▶ **The input**:
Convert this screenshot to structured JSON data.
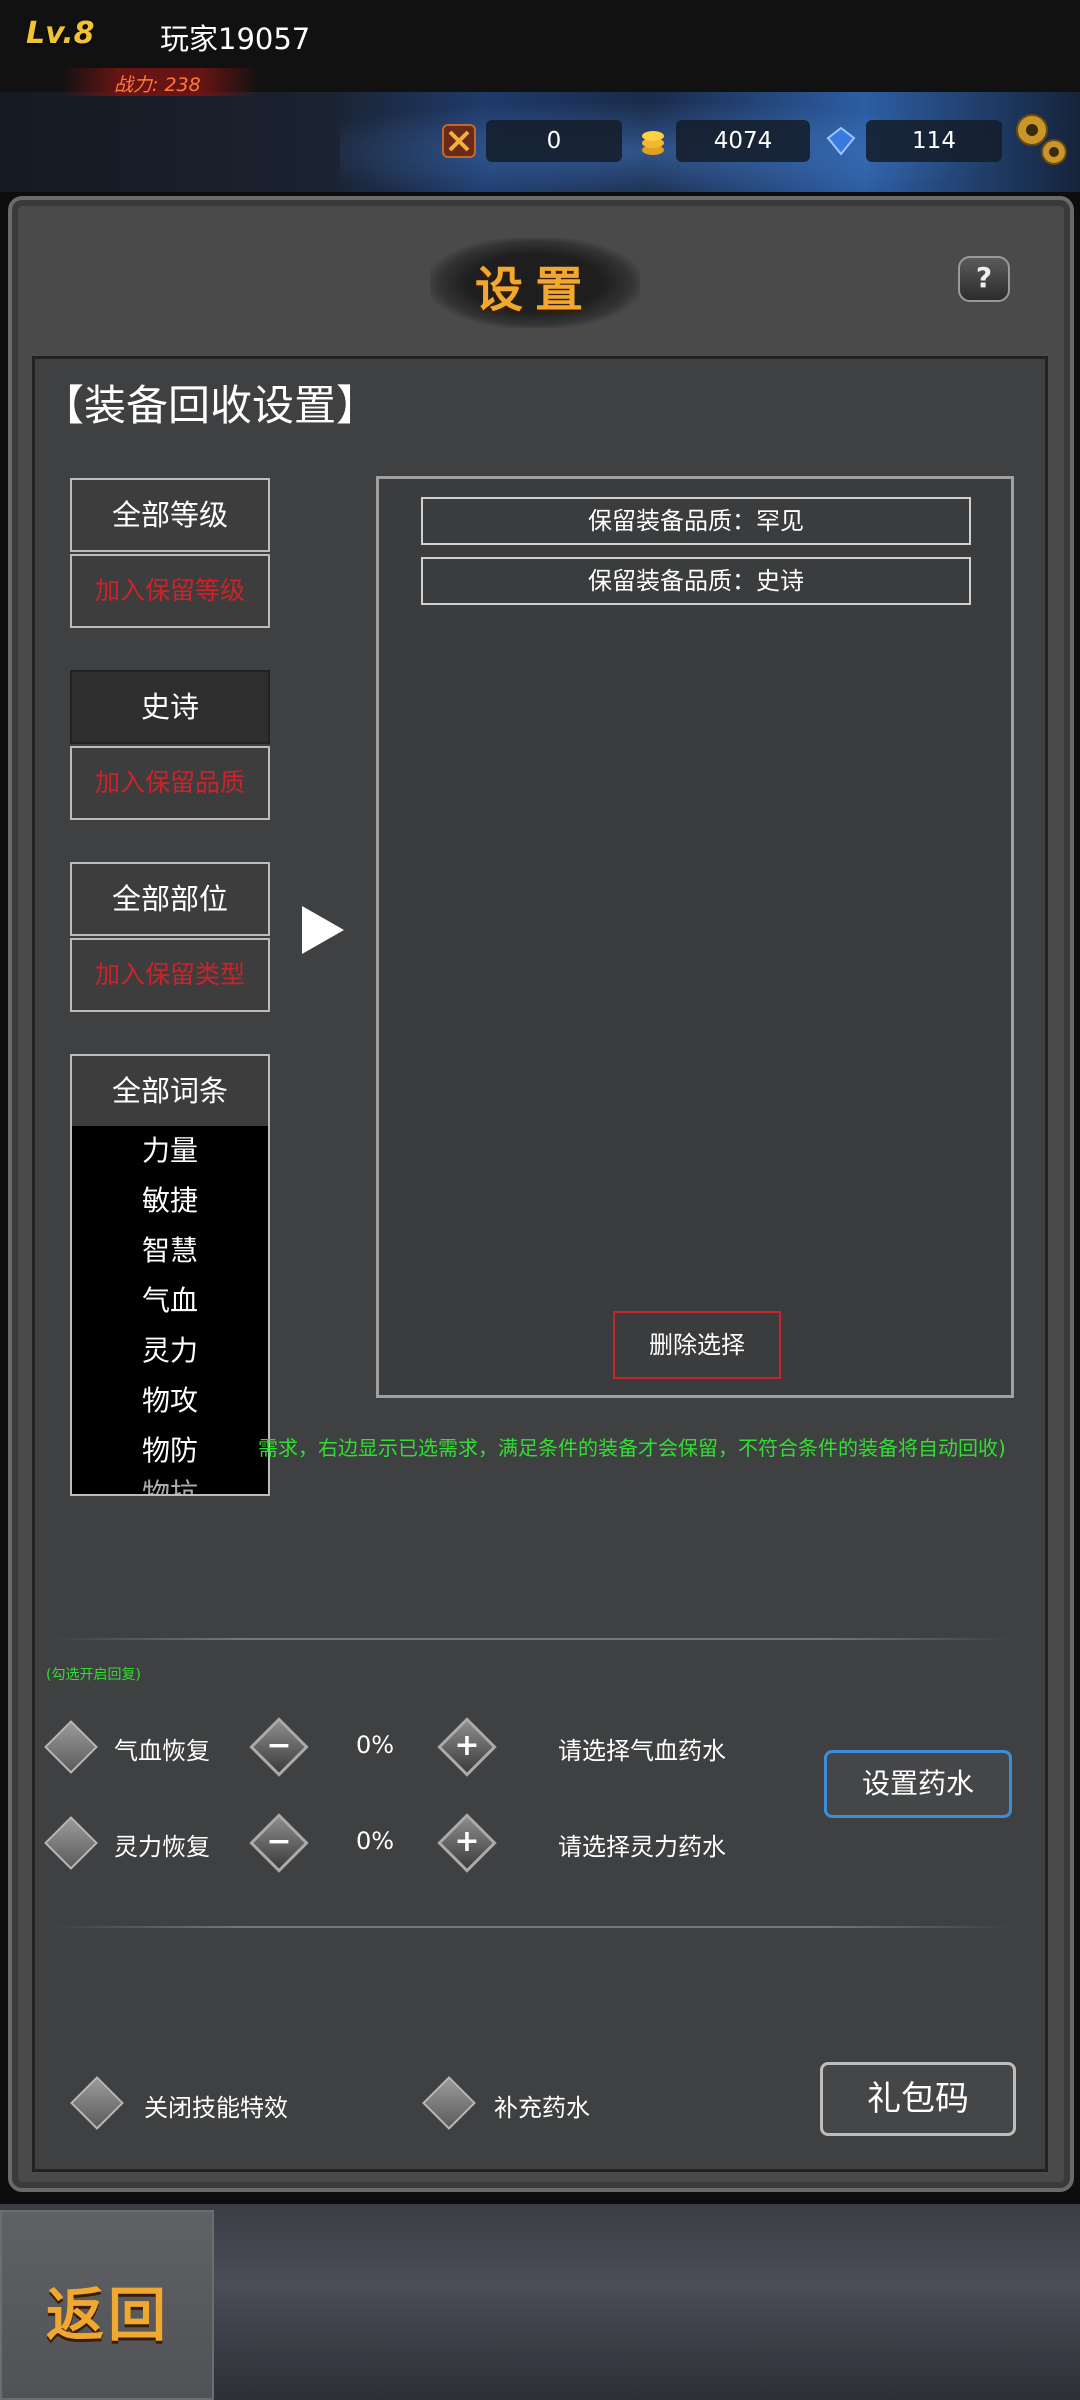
{
  "topbar": {
    "level": "Lv.8",
    "player_name": "玩家19057",
    "power": "战力: 238",
    "resources": [
      {
        "icon": "sword-badge-icon",
        "value": "0"
      },
      {
        "icon": "gold-coins-icon",
        "value": "4074"
      },
      {
        "icon": "blue-gem-icon",
        "value": "114"
      }
    ]
  },
  "panel": {
    "title": "设置",
    "help": "?",
    "section_title": "【装备回收设置】",
    "left": {
      "level_select": "全部等级",
      "level_add": "加入保留等级",
      "quality_select": "史诗",
      "quality_add": "加入保留品质",
      "slot_select": "全部部位",
      "slot_add": "加入保留类型",
      "affix_select": "全部词条",
      "affix_options": [
        "力量",
        "敏捷",
        "智慧",
        "气血",
        "灵力",
        "物攻",
        "物防",
        "物抗"
      ]
    },
    "right": {
      "kept": [
        "保留装备品质：罕见",
        "保留装备品质：史诗"
      ],
      "delete_button": "删除选择"
    },
    "hint": "需求，右边显示已选需求，满足条件的装备才会保留，不符合条件的装备将自动回收)",
    "recovery_hint": "(勾选开启回复)",
    "recovery": [
      {
        "label": "气血恢复",
        "minus": "−",
        "percent": "0%",
        "plus": "+",
        "potion": "请选择气血药水"
      },
      {
        "label": "灵力恢复",
        "minus": "−",
        "percent": "0%",
        "plus": "+",
        "potion": "请选择灵力药水"
      }
    ],
    "set_potion_button": "设置药水",
    "options": {
      "close_effects": "关闭技能特效",
      "refill_potion": "补充药水"
    },
    "gift_code_button": "礼包码"
  },
  "bottom": {
    "back_button": "返回"
  },
  "colors": {
    "accent_orange": "#f0a830",
    "red": "#c8242a",
    "green": "#33dd33",
    "blue": "#3a8fd8"
  }
}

▶ **Given instruction**:
The records above are to be restated exactly, without their pictures.

▶ **Task answer**:
Convert this screenshot to structured JSON data.
{
  "topbar": {
    "level": "Lv.8",
    "player_name": "玩家19057",
    "power": "战力: 238",
    "resources": [
      {
        "icon": "sword-badge-icon",
        "value": "0"
      },
      {
        "icon": "gold-coins-icon",
        "value": "4074"
      },
      {
        "icon": "blue-gem-icon",
        "value": "114"
      }
    ]
  },
  "panel": {
    "title": "设置",
    "help": "?",
    "section_title": "【装备回收设置】",
    "left": {
      "level_select": "全部等级",
      "level_add": "加入保留等级",
      "quality_select": "史诗",
      "quality_add": "加入保留品质",
      "slot_select": "全部部位",
      "slot_add": "加入保留类型",
      "affix_select": "全部词条",
      "affix_options": [
        "力量",
        "敏捷",
        "智慧",
        "气血",
        "灵力",
        "物攻",
        "物防",
        "物抗"
      ]
    },
    "right": {
      "kept": [
        "保留装备品质：罕见",
        "保留装备品质：史诗"
      ],
      "delete_button": "删除选择"
    },
    "hint": "需求，右边显示已选需求，满足条件的装备才会保留，不符合条件的装备将自动回收)",
    "recovery_hint": "(勾选开启回复)",
    "recovery": [
      {
        "label": "气血恢复",
        "minus": "−",
        "percent": "0%",
        "plus": "+",
        "potion": "请选择气血药水"
      },
      {
        "label": "灵力恢复",
        "minus": "−",
        "percent": "0%",
        "plus": "+",
        "potion": "请选择灵力药水"
      }
    ],
    "set_potion_button": "设置药水",
    "options": {
      "close_effects": "关闭技能特效",
      "refill_potion": "补充药水"
    },
    "gift_code_button": "礼包码"
  },
  "bottom": {
    "back_button": "返回"
  },
  "colors": {
    "accent_orange": "#f0a830",
    "red": "#c8242a",
    "green": "#33dd33",
    "blue": "#3a8fd8"
  }
}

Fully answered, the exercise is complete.